Instructions
**A)** According to the Dridex text, when did the Necurs Command and Control servers go offline?
**B)** Write the next part of the Dridex text, picking up after its last line.

“Hola amigos” – Dridex Returns Again

What is Dridex?

Dridex is a Trojan that specialises in stealing banking credentials from users. The malware is typically delivered via malicious email attachments which contain macros that will download the Dridex payload. Once a computer has been infected, Dridex attackers can steal banking credentials and other personal information on the system to gain access to the financial records of a user.

 

Dridex Going Dark

Dridex is potentially linked to the Necurs botnet which was used to deliver the emails containing the malicious documents that would infect users with malware. Late evening on 31st May 2016 the Necurs Command and Control (C&C) servers went offline which correlated with a drop in distribution of the Dridex Banking Trojan. The reason for this is still unknown however one theory is that someone involved with the Necurs botnet was arrested by Russian authorities when the gang behind the Lurk malware caught.

 

The Return (again)

Structured page parsing data
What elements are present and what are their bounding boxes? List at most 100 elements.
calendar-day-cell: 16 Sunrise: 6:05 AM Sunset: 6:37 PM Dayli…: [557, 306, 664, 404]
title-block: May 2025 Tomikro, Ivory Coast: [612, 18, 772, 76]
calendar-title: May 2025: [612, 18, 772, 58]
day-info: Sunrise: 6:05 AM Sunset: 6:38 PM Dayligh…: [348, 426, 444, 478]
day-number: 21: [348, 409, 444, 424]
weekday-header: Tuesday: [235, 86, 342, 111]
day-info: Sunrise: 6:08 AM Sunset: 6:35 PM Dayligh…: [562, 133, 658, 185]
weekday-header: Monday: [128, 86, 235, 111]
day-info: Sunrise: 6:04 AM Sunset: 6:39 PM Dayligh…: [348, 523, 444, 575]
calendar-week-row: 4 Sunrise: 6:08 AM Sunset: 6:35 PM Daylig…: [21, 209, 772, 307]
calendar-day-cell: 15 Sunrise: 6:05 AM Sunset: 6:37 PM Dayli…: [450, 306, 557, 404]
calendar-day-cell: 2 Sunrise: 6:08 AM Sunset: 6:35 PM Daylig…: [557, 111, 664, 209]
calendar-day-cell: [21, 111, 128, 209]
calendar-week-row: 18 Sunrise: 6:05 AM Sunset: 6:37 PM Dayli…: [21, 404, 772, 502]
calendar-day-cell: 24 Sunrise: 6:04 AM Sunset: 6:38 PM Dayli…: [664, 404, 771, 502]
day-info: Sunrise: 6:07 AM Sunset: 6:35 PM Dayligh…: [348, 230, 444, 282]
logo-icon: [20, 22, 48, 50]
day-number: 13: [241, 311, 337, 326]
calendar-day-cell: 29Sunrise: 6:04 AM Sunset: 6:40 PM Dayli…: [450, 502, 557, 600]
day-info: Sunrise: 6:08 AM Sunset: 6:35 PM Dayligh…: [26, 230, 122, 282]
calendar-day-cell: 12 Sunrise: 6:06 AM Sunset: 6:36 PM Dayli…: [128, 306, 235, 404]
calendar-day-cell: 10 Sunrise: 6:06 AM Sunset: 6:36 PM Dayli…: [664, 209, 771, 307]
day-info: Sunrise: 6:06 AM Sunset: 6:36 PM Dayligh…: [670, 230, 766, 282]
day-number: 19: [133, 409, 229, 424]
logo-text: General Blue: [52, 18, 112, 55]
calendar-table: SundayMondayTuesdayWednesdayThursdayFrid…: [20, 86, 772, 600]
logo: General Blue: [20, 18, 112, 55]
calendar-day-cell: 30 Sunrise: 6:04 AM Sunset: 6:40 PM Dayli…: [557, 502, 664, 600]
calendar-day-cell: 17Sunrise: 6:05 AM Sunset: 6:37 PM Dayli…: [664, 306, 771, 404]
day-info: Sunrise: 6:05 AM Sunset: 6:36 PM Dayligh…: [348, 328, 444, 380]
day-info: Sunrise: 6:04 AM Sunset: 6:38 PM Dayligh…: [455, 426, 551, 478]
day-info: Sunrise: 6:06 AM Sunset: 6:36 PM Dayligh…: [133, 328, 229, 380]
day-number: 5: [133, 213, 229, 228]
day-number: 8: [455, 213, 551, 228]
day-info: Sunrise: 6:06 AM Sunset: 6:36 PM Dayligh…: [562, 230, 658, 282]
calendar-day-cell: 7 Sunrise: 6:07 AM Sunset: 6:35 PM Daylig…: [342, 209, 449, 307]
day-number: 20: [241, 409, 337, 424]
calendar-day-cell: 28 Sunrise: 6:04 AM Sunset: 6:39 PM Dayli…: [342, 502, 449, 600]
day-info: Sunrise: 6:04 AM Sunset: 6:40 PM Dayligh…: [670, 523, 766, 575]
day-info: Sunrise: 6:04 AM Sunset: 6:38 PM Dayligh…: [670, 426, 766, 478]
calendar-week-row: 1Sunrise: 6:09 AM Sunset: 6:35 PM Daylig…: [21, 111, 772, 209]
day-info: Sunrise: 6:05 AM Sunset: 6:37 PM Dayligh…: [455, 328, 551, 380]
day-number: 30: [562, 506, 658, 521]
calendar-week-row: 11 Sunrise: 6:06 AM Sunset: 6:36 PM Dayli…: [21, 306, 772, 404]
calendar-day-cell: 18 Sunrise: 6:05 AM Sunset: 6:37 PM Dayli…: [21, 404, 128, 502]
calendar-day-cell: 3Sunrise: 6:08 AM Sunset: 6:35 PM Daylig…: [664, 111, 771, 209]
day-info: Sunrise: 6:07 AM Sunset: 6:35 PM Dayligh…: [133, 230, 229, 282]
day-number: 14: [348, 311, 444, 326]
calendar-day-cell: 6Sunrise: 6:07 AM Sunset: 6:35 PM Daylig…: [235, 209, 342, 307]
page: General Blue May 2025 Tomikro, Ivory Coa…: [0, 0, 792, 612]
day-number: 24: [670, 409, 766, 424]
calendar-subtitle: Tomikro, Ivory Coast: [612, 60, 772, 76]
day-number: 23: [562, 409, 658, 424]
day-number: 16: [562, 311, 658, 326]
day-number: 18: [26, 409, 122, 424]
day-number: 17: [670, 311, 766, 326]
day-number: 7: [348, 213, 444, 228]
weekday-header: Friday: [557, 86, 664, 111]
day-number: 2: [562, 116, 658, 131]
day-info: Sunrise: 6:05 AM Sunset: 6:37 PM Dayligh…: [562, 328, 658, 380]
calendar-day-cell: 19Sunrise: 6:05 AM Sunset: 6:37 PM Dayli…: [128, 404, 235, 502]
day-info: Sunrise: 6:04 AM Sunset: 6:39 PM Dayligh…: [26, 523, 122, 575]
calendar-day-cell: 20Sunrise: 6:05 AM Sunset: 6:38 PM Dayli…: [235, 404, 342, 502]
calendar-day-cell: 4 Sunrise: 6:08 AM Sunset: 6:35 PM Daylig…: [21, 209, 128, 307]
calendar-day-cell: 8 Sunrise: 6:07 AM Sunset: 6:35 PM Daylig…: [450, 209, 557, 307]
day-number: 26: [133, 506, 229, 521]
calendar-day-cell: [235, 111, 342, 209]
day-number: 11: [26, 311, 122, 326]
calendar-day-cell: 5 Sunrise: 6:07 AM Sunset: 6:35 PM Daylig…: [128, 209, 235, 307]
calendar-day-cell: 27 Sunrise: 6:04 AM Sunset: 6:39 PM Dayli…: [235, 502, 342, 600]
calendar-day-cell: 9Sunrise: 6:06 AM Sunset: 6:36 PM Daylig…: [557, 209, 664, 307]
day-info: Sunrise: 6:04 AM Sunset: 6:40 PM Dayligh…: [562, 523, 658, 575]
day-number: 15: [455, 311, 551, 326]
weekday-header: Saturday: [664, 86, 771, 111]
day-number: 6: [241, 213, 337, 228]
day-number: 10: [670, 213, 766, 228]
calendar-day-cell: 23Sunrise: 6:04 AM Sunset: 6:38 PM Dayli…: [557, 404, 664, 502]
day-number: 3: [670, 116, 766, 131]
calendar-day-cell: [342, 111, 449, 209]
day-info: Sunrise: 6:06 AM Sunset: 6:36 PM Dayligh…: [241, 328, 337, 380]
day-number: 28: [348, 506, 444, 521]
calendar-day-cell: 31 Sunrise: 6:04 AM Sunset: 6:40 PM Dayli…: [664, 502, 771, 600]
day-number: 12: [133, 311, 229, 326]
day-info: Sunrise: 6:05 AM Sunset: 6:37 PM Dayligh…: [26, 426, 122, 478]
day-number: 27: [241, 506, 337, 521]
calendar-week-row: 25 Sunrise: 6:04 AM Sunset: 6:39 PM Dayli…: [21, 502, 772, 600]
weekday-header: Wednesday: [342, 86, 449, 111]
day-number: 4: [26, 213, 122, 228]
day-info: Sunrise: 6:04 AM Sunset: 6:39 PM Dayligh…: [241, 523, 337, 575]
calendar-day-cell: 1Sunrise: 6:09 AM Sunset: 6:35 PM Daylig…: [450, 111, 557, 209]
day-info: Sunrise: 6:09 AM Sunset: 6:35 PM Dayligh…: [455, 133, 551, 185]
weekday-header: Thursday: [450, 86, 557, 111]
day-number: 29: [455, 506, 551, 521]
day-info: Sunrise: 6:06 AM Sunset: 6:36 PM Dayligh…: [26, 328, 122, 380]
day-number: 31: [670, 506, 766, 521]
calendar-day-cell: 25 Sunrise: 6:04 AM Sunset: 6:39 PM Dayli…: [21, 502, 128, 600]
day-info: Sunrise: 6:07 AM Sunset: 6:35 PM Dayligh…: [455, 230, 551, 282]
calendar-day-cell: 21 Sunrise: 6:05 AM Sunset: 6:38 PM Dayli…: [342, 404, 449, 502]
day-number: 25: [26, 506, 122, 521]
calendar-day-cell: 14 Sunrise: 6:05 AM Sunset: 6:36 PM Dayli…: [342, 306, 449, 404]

Results for the exercise
**A)** Late evening on 31st May 2016.

**B)**
Since then Dridex has reappeared a number of times often being described a returning “with a vengeance”. Towards the end of January 2017 Dridex returned again, with a vengeance, this time targeting British Financial Institutions. As before this version of Dridex is delivered through targeted phishing campaigns however this latest variant contains a dangerous new feature –a User Account Control (UAC) Bypass. Dridex now makes use of the Windows default recovery disc executable (recdisc.exe) to load malicious code by using a fake DLL file. This executable is on the list of whitelisted applications and is automatically given elevated privileges meaning that this new version of Dridex can act with these elevated permissions.

The following are the steps Dridex takes following infection:

  • Dridex makes itself a directory at Windows\System32\6886 and copies the legitimate recdisc.exe file to this folder.
  • The malware payload is then copied to the %APPDATA%\Local\Temp folder and is renamed to a TMP file. This file is then copied into the Windows\System32\6886 folder with the filename SPP.dll.
  • The malware then executes a command to deleted any files that match the following patterns – wu*.exe and po*.exe in the System32 folder.
  • Now recdisc.exe is executed causing the Dridex payload to load itself through the impersonated DLL SPP.dll. Dridex is now operating with administrative privileges.
  • At this point a new firewall rule is added which allows Dridex to connect out and for P2P traffic to flow into the internal network.